- Instruction
Each line that holds the word "Insert" should be returned.

- Exercise materials
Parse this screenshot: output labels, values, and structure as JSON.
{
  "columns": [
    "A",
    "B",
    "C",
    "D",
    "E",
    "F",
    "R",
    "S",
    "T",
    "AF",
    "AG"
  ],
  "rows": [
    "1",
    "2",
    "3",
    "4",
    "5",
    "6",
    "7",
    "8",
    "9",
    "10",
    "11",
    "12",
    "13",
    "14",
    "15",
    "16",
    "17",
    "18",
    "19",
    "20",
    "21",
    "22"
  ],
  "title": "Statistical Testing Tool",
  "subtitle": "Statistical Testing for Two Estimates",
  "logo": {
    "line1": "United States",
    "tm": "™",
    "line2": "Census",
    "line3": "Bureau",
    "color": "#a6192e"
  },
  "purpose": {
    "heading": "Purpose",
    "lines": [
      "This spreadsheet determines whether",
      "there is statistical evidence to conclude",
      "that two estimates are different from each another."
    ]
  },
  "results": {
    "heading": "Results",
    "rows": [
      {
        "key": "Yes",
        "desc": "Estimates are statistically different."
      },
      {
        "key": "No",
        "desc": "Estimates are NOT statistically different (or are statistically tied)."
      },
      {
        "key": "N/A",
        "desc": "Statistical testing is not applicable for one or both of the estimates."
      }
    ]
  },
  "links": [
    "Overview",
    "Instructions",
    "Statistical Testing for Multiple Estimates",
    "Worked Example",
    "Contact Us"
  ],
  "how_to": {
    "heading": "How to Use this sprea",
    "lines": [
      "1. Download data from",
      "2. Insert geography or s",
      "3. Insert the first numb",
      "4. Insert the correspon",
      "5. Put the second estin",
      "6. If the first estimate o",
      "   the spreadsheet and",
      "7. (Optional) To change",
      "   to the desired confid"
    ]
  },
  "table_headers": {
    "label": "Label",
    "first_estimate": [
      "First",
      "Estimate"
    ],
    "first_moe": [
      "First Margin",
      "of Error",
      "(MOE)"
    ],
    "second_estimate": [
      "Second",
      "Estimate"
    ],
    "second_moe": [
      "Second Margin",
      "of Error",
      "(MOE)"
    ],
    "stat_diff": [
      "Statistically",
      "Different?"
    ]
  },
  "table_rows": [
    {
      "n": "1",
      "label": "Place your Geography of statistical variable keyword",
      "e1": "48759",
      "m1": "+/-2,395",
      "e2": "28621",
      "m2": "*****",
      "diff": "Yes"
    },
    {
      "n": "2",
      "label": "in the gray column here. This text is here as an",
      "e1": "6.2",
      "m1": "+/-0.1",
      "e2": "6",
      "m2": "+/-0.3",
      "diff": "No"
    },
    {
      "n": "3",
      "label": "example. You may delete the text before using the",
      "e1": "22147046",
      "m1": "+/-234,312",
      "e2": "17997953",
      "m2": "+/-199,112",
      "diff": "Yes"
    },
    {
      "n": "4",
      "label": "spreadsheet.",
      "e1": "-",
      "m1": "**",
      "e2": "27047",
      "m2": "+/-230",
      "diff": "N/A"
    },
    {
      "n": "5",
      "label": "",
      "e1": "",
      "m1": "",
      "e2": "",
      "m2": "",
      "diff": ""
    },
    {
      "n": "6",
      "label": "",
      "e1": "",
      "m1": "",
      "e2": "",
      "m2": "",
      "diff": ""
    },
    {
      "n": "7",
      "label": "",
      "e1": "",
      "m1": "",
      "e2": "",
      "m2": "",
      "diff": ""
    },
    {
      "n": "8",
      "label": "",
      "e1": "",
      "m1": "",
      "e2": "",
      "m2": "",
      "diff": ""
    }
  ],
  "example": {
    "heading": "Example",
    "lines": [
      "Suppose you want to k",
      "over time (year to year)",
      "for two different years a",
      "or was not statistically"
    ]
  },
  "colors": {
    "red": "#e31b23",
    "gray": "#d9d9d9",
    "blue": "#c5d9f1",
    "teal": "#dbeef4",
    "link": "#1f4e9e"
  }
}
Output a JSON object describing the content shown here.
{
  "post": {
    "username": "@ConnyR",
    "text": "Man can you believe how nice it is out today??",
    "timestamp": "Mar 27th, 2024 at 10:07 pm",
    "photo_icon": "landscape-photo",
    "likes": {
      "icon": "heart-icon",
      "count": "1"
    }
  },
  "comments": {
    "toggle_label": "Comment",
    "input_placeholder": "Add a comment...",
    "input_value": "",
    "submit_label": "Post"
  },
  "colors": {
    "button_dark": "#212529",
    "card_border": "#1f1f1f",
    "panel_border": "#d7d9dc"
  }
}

- Exercise output
      "2. Insert geography or s",
      "3. Insert the first numb",
      "4. Insert the correspon",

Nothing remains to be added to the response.